#### DATASET EXTRACT:
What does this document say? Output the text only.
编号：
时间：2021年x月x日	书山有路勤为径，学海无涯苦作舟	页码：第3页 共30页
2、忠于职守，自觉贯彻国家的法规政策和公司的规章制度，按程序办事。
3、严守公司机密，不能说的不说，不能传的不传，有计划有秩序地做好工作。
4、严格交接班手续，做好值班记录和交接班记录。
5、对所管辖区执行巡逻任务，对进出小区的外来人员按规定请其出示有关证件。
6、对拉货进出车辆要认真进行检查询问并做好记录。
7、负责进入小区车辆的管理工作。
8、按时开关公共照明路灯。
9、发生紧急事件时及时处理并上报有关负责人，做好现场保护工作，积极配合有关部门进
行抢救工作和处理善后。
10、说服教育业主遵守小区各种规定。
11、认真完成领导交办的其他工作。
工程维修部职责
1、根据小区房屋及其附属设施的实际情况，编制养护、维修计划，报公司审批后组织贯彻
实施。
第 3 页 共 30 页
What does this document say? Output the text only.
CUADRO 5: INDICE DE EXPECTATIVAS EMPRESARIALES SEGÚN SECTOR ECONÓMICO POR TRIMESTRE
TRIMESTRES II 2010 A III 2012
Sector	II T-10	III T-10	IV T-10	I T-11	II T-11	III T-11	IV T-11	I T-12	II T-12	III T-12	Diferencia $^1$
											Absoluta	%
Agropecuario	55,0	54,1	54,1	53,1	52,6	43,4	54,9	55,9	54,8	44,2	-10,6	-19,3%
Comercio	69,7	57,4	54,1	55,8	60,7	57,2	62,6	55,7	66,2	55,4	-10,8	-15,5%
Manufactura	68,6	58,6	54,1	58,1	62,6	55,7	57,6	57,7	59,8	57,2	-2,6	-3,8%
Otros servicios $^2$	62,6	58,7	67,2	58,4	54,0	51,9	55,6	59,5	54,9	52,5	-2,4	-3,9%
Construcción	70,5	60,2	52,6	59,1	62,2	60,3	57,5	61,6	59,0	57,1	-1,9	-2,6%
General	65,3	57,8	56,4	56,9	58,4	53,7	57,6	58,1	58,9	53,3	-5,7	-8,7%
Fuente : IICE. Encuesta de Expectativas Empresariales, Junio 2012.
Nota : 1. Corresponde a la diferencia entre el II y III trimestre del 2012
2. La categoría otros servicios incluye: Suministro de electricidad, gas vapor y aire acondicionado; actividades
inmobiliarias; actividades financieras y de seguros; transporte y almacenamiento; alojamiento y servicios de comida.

#### YOUR TASK:
Transcribe each entry precisely, missing none.

#### PROBLEM SOLUTION:
What does this document say? Output the text only.
编号：
时间：2021年x月x日	书山有路勤为径，学海无涯苦作舟	页码：第3页 共30页
2、忠于职守，自觉贯彻国家的法规政策和公司的规章制度，按程序办事。
3、严守公司机密，不能说的不说，不能传的不传，有计划有秩序地做好工作。
4、严格交接班手续，做好值班记录和交接班记录。
5、对所管辖区执行巡逻任务，对进出小区的外来人员按规定请其出示有关证件。
6、对拉货进出车辆要认真进行检查询问并做好记录。
7、负责进入小区车辆的管理工作。
8、按时开关公共照明路灯。
9、发生紧急事件时及时处理并上报有关负责人，做好现场保护工作，积极配合有关部门进
行抢救工作和处理善后。
10、说服教育业主遵守小区各种规定。
11、认真完成领导交办的其他工作。
工程维修部职责
1、根据小区房屋及其附属设施的实际情况，编制养护、维修计划，报公司审批后组织贯彻
实施。
第 3 页 共 30 页
What does this document say? Output the text only.
CUADRO 5: INDICE DE EXPECTATIVAS EMPRESARIALES SEGÚN SECTOR ECONÓMICO POR TRIMESTRE
TRIMESTRES II 2010 A III 2012
Sector	II T-10	III T-10	IV T-10	I T-11	II T-11	III T-11	IV T-11	I T-12	II T-12	III T-12	Diferencia $^1$
											Absoluta	%
Agropecuario	55,0	54,1	54,1	53,1	52,6	43,4	54,9	55,9	54,8	44,2	-10,6	-19,3%
Comercio	69,7	57,4	54,1	55,8	60,7	57,2	62,6	55,7	66,2	55,4	-10,8	-15,5%
Manufactura	68,6	58,6	54,1	58,1	62,6	55,7	57,6	57,7	59,8	57,2	-2,6	-3,8%
Otros servicios $^2$	62,6	58,7	67,2	58,4	54,0	51,9	55,6	59,5	54,9	52,5	-2,4	-3,9%
Construcción	70,5	60,2	52,6	59,1	62,2	60,3	57,5	61,6	59,0	57,1	-1,9	-2,6%
General	65,3	57,8	56,4	56,9	58,4	53,7	57,6	58,1	58,9	53,3	-5,7	-8,7%
Fuente : IICE. Encuesta de Expectativas Empresariales, Junio 2012.
Nota : 1. Corresponde a la diferencia entre el II y III trimestre del 2012
2. La categoría otros servicios incluye: Suministro de electricidad, gas vapor y aire acondicionado; actividades
inmobiliarias; actividades financieras y de seguros; transporte y almacenamiento; alojamiento y servicios de comida.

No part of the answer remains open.